Stated task |
Answer with one number: how many lines hold "JSON".

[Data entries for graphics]
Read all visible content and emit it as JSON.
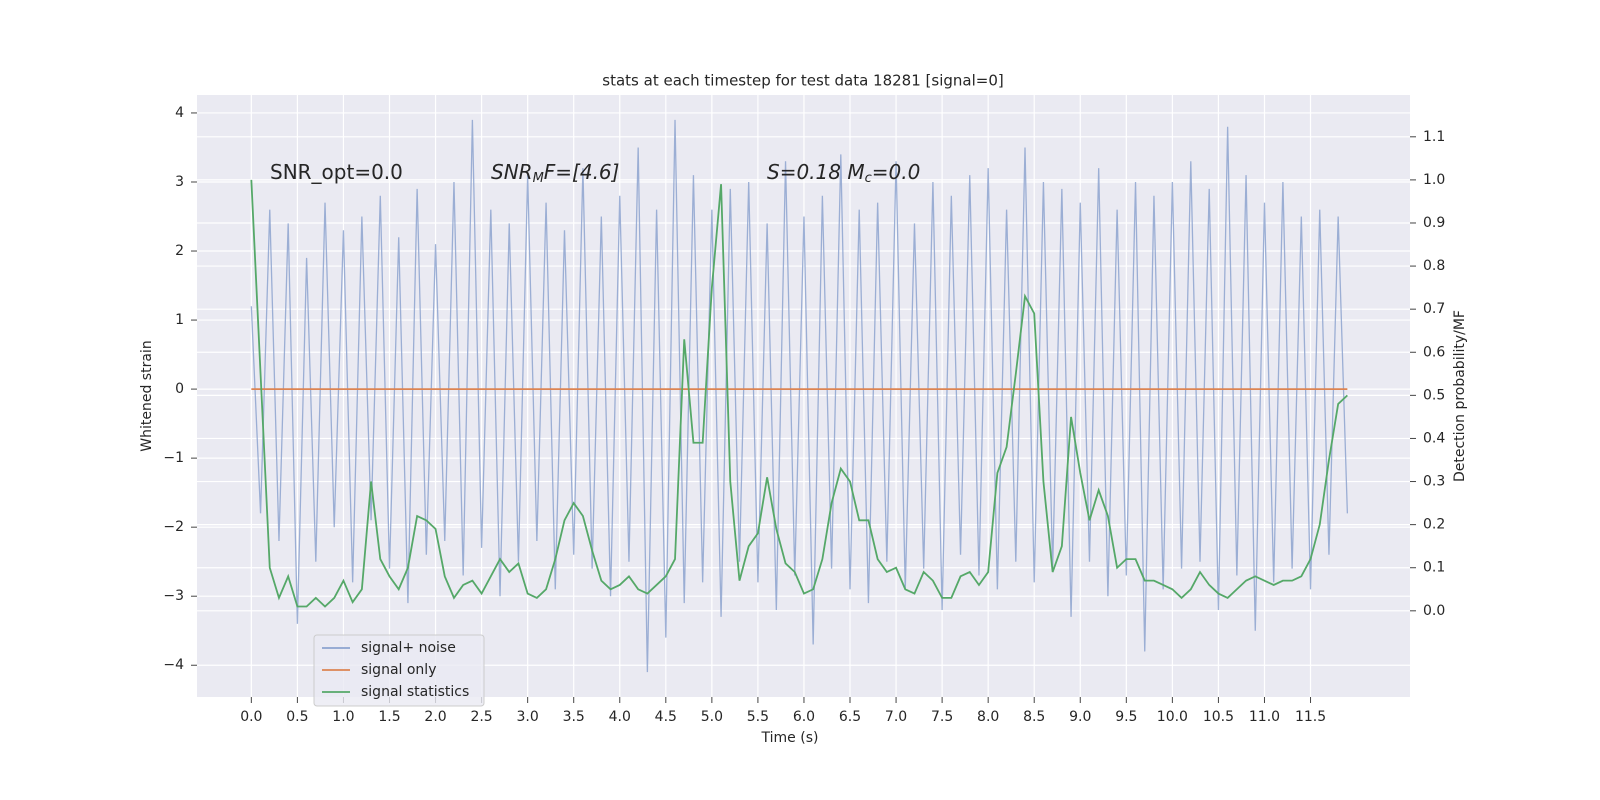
{
  "chart_data": {
    "type": "line",
    "title": "stats at each timestep for test data 18281 [signal=0]",
    "x_label": "Time (s)",
    "y_label": "Whitened strain",
    "y2_label": "Detection probability/MF",
    "annotations": [
      [
        "SNR_opt=0.0"
      ],
      [
        "SNR",
        "M",
        "F=[4.6]"
      ],
      [
        "S=0.18   M",
        "c",
        "=0.0"
      ]
    ],
    "legend": "lower left",
    "grid": true,
    "x": [
      0,
      0.1,
      0.2,
      0.3,
      0.4,
      0.5,
      0.6,
      0.7,
      0.8,
      0.9,
      1,
      1.1,
      1.2,
      1.3,
      1.4,
      1.5,
      1.6,
      1.7,
      1.8,
      1.9,
      2,
      2.1,
      2.2,
      2.3,
      2.4,
      2.5,
      2.6,
      2.7,
      2.8,
      2.9,
      3,
      3.1,
      3.2,
      3.3,
      3.4,
      3.5,
      3.6,
      3.7,
      3.8,
      3.9,
      4,
      4.1,
      4.2,
      4.3,
      4.4,
      4.5,
      4.6,
      4.7,
      4.8,
      4.9,
      5,
      5.1,
      5.2,
      5.3,
      5.4,
      5.5,
      5.6,
      5.7,
      5.8,
      5.9,
      6,
      6.1,
      6.2,
      6.3,
      6.4,
      6.5,
      6.6,
      6.7,
      6.8,
      6.9,
      7,
      7.1,
      7.2,
      7.3,
      7.4,
      7.5,
      7.6,
      7.7,
      7.8,
      7.9,
      8,
      8.1,
      8.2,
      8.3,
      8.4,
      8.5,
      8.6,
      8.7,
      8.8,
      8.9,
      9,
      9.1,
      9.2,
      9.3,
      9.4,
      9.5,
      9.6,
      9.7,
      9.8,
      9.9,
      10,
      10.1,
      10.2,
      10.3,
      10.4,
      10.5,
      10.6,
      10.7,
      10.8,
      10.9,
      11,
      11.1,
      11.2,
      11.3,
      11.4,
      11.5,
      11.6,
      11.7,
      11.8,
      11.9
    ],
    "series": [
      {
        "name": "signal+ noise",
        "color": "#8da3cf",
        "axis": "y",
        "values": [
          1.2,
          -1.8,
          2.6,
          -2.2,
          2.4,
          -3.4,
          1.9,
          -2.5,
          2.7,
          -2.0,
          2.3,
          -2.8,
          2.5,
          -1.9,
          2.8,
          -2.6,
          2.2,
          -3.1,
          2.9,
          -2.4,
          2.1,
          -2.2,
          3.0,
          -2.7,
          3.9,
          -2.3,
          2.6,
          -3.0,
          2.4,
          -2.5,
          3.1,
          -2.2,
          2.7,
          -2.9,
          2.3,
          -2.4,
          3.2,
          -2.6,
          2.5,
          -3.0,
          2.8,
          -2.5,
          3.5,
          -4.1,
          2.6,
          -3.6,
          3.9,
          -3.1,
          3.1,
          -2.8,
          2.6,
          -3.3,
          2.9,
          -2.5,
          3.0,
          -2.8,
          2.4,
          -3.2,
          3.3,
          -2.7,
          2.5,
          -3.7,
          2.8,
          -2.6,
          3.4,
          -2.9,
          2.6,
          -3.1,
          2.7,
          -2.5,
          3.3,
          -2.9,
          2.4,
          -2.6,
          3.0,
          -3.2,
          2.8,
          -2.4,
          3.1,
          -2.7,
          3.2,
          -2.9,
          2.6,
          -2.5,
          3.5,
          -2.8,
          3.0,
          -2.6,
          2.9,
          -3.3,
          2.7,
          -2.5,
          3.2,
          -3.0,
          2.6,
          -2.7,
          3.0,
          -3.8,
          2.8,
          -2.9,
          3.0,
          -2.6,
          3.3,
          -2.5,
          2.9,
          -3.2,
          3.8,
          -2.7,
          3.1,
          -3.5,
          2.7,
          -2.8,
          3.0,
          -2.6,
          2.5,
          -2.9,
          2.6,
          -2.4,
          2.5,
          -1.8
        ]
      },
      {
        "name": "signal only",
        "color": "#dd8452",
        "axis": "y",
        "values": [
          0,
          0,
          0,
          0,
          0,
          0,
          0,
          0,
          0,
          0,
          0,
          0,
          0,
          0,
          0,
          0,
          0,
          0,
          0,
          0,
          0,
          0,
          0,
          0,
          0,
          0,
          0,
          0,
          0,
          0,
          0,
          0,
          0,
          0,
          0,
          0,
          0,
          0,
          0,
          0,
          0,
          0,
          0,
          0,
          0,
          0,
          0,
          0,
          0,
          0,
          0,
          0,
          0,
          0,
          0,
          0,
          0,
          0,
          0,
          0,
          0,
          0,
          0,
          0,
          0,
          0,
          0,
          0,
          0,
          0,
          0,
          0,
          0,
          0,
          0,
          0,
          0,
          0,
          0,
          0,
          0,
          0,
          0,
          0,
          0,
          0,
          0,
          0,
          0,
          0,
          0,
          0,
          0,
          0,
          0,
          0,
          0,
          0,
          0,
          0,
          0,
          0,
          0,
          0,
          0,
          0,
          0,
          0,
          0,
          0,
          0,
          0,
          0,
          0,
          0,
          0,
          0,
          0,
          0,
          0
        ]
      },
      {
        "name": "signal statistics",
        "color": "#55a868",
        "axis": "y2",
        "values": [
          1.0,
          0.55,
          0.1,
          0.03,
          0.08,
          0.01,
          0.01,
          0.03,
          0.01,
          0.03,
          0.07,
          0.02,
          0.05,
          0.3,
          0.12,
          0.08,
          0.05,
          0.1,
          0.22,
          0.21,
          0.19,
          0.08,
          0.03,
          0.06,
          0.07,
          0.04,
          0.08,
          0.12,
          0.09,
          0.11,
          0.04,
          0.03,
          0.05,
          0.12,
          0.21,
          0.25,
          0.22,
          0.14,
          0.07,
          0.05,
          0.06,
          0.08,
          0.05,
          0.04,
          0.06,
          0.08,
          0.12,
          0.63,
          0.39,
          0.39,
          0.75,
          0.99,
          0.3,
          0.07,
          0.15,
          0.18,
          0.31,
          0.19,
          0.11,
          0.09,
          0.04,
          0.05,
          0.12,
          0.25,
          0.33,
          0.3,
          0.21,
          0.21,
          0.12,
          0.09,
          0.1,
          0.05,
          0.04,
          0.09,
          0.07,
          0.03,
          0.03,
          0.08,
          0.09,
          0.06,
          0.09,
          0.32,
          0.38,
          0.55,
          0.73,
          0.69,
          0.3,
          0.09,
          0.15,
          0.45,
          0.32,
          0.21,
          0.28,
          0.22,
          0.1,
          0.12,
          0.12,
          0.07,
          0.07,
          0.06,
          0.05,
          0.03,
          0.05,
          0.09,
          0.06,
          0.04,
          0.03,
          0.05,
          0.07,
          0.08,
          0.07,
          0.06,
          0.07,
          0.07,
          0.08,
          0.12,
          0.2,
          0.35,
          0.48,
          0.5
        ]
      }
    ],
    "xlim": [
      -0.59,
      12.58
    ],
    "xticks": [
      {
        "value": 0,
        "label": "0.0"
      },
      0.5,
      {
        "value": 1,
        "label": "1.0"
      },
      1.5,
      {
        "value": 2,
        "label": "2.0"
      },
      2.5,
      {
        "value": 3,
        "label": "3.0"
      },
      3.5,
      {
        "value": 4,
        "label": "4.0"
      },
      4.5,
      {
        "value": 5,
        "label": "5.0"
      },
      5.5,
      {
        "value": 6,
        "label": "6.0"
      },
      6.5,
      {
        "value": 7,
        "label": "7.0"
      },
      7.5,
      {
        "value": 8,
        "label": "8.0"
      },
      8.5,
      {
        "value": 9,
        "label": "9.0"
      },
      9.5,
      {
        "value": 10,
        "label": "10.0"
      },
      10.5,
      {
        "value": 11,
        "label": "11.0"
      },
      11.5
    ],
    "ylim": [
      -4.46,
      4.26
    ],
    "yticks": [
      {
        "value": -4,
        "label": "−4"
      },
      {
        "value": -3,
        "label": "−3"
      },
      {
        "value": -2,
        "label": "−2"
      },
      {
        "value": -1,
        "label": "−1"
      },
      0,
      1,
      2,
      3,
      4
    ],
    "y2lim": [
      -0.2,
      1.197
    ],
    "y2ticks": [
      {
        "value": 0,
        "label": "0.0"
      },
      0.1,
      0.2,
      0.3,
      0.4,
      0.5,
      0.6,
      0.7,
      0.8,
      0.9,
      {
        "value": 1,
        "label": "1.0"
      },
      1.1
    ]
  }
}
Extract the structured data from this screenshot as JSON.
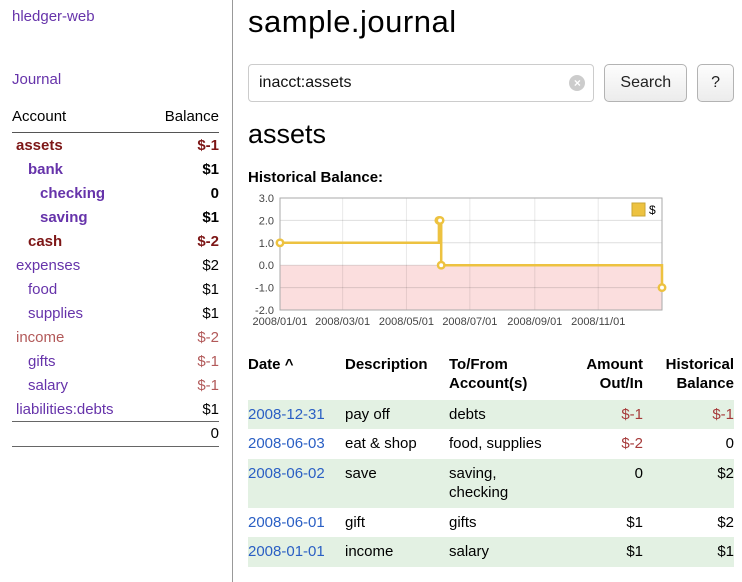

Correct result |
2